> _QUESTIONS TO ANSWER_
**A)** In the article on the Pahalgam attack, rewrite everything from "Perhaps the most" down to "to conduct investigations.", changing "remarks" to "observations".
**B)** According to the article on the Pahalgam attack, what duty did the Modi government impose on Pakistani goods in February 2019?

> _PASSAGE TO READ_
========

Amidst continuing public furore over the Pahalgam attack, the Indian Supreme Court rejected a public interest litigation (PIL) seeking a judicial inquiry by a retired Supreme Court judge into the recent incident. A bench comprising Justices Surya Kant and NK Singh dismissed the plea filed by petitioner Fatesh Sahu, warning that such actions during sensitive times could demoralise the armed forces.
Let us hope Sri Lanka learnt from that significant and far reaching Indian SC directive. The Indian media extensively quoted the bench as having said: “This is a crucial moment when every Indian stands united against terrorism. Please don’t undermine the morale of our forces. Be mindful of the sensitivity of the issue.”
Perhaps the most significant remarks made by Justice Surya Kant were comments on suitability of retired High Court and Supreme Court judges to conduct investigations.
Appointment of serving and retired judges to conduct investigations has been widely practiced by successive governments here as part of their political strategy. Regardless of constitutionality of such appointments, the Indian Supreme Court has emphasised the pivotal importance of safeguarding the interests of their armed forces.
The treacherous Yahapalana government betrayed our armed forces by accepting a US proposal to subject them to a hybrid judicial mechanism with the participation of foreign judges. The tripartite agreement among Sri Lanka, the US and the Tamil National Alliance (TNA) that had been worked out in the run-up to the acceptance of an accountability resolution at the UNHRC in Oct. 2015, revealed the level of treachery Have you ever heard of a government betraying its own armed forces for political expediency.
There is absolutely no ambiguity in the Indian Supreme Court declaration. Whatever the circumstances and situations, the armed forces shouldn’t be undermined, demoralised.
JD on accountability
In line with its overall response to the Pahalgam massacre, India announced a series of sweeping punitive measures against Pakistan, halting all imports and suspending mail services. These actions were in addition to diplomatic measures taken by Narendra Modi’s government earlier on the basis Islamabad engineered the terrorist attack in southern Kashmir.
A notification issued by the Directorate General of Foreign Trade on May 2, 2025 banned “direct or indirect import or transit of all goods originating in or exported from Pakistan, whether or not freely importable or otherwise permitted” with immediate effect.
India downgraded trade ties between the two countries in February 2019 when the Modi government imposed a staggering 200% duty on Pakistani goods. Pakistan responded by formally suspending a large part of its trade relations with India. India responded angrily following a vehicle borne suicide attack in Pulwama, Kashmir, that claimed the lives of 40 members of the Central Reserve Police Force (CPRF).
In response to the latest Kashmir attack, India also barred ships carrying the Pakistani flag from docking at Indian ports and prohibited Indian-flagged vessels from visiting Pakistani ports.

========

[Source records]
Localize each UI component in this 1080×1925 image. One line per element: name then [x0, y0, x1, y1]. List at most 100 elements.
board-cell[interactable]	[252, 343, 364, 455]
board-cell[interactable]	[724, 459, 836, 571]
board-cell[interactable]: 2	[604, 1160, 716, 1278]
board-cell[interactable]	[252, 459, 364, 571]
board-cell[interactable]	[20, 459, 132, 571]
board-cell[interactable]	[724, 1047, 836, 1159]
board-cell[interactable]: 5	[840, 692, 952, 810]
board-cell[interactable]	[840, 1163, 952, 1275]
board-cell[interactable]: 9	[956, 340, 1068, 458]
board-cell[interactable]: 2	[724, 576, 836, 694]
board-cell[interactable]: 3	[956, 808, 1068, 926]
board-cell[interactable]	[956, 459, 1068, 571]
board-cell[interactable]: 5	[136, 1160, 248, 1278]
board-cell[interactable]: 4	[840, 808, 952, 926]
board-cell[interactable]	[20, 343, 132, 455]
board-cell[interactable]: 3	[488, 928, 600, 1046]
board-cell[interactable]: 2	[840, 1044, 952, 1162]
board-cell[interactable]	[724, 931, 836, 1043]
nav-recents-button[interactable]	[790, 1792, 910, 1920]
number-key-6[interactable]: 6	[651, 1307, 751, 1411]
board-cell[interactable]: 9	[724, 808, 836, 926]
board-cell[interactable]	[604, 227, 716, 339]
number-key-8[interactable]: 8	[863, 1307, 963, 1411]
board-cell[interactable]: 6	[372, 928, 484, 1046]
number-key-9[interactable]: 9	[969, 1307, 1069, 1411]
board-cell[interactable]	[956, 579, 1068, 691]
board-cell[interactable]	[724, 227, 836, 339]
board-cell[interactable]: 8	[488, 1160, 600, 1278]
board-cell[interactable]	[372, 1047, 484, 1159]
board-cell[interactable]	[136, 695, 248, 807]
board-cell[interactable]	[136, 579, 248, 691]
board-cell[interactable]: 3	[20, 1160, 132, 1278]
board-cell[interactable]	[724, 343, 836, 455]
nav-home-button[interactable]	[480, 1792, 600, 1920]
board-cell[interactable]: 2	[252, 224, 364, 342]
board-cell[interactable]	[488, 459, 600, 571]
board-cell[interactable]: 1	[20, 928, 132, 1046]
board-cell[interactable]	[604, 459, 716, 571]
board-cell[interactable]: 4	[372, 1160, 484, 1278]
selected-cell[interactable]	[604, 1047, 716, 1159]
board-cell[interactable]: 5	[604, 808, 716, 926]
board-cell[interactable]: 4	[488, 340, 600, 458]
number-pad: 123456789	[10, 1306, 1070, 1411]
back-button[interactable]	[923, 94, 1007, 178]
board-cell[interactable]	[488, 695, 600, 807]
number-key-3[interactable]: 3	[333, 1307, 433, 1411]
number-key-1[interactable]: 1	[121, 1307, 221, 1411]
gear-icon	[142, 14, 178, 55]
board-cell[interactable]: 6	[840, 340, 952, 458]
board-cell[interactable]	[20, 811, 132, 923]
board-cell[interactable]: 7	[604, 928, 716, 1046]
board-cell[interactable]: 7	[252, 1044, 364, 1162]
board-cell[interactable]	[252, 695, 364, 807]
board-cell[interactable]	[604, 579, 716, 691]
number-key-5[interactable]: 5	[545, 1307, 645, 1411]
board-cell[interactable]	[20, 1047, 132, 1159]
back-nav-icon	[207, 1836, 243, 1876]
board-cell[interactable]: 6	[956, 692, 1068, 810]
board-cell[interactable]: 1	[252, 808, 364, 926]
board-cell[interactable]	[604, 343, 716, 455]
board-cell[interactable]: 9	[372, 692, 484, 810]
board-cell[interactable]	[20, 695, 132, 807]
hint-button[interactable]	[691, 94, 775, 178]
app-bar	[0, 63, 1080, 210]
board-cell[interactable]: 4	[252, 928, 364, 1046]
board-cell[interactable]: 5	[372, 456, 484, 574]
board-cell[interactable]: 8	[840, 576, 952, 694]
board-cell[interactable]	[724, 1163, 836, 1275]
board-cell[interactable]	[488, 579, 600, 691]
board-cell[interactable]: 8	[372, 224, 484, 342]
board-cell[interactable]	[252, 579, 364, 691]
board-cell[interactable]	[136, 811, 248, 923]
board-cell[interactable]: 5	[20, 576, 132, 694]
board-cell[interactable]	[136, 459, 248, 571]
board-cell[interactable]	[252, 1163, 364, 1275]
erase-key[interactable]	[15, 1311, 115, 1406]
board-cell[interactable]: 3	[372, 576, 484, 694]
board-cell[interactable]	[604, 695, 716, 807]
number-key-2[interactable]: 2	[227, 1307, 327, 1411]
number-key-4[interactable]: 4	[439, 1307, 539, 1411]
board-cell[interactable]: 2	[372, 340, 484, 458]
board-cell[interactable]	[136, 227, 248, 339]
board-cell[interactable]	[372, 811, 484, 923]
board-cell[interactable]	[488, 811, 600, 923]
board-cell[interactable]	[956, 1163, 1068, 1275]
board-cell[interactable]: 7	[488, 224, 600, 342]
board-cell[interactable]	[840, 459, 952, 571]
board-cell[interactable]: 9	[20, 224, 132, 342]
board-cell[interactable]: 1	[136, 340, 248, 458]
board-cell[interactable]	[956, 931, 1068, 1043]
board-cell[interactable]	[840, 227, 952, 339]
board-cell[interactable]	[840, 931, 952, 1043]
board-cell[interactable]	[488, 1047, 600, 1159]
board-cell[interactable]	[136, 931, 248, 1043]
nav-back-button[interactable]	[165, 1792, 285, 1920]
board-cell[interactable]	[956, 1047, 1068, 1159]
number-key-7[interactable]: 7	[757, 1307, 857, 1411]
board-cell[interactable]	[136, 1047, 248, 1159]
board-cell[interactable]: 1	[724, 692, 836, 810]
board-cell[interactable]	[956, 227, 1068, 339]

========

> _ANSWERS TO THIS EXERCISE_
**A)**
Perhaps the most significant observations made by Justice Surya Kant were comments on suitability of retired High Court and Supreme Court judges to conduct investigations.

**B)** A 200% duty.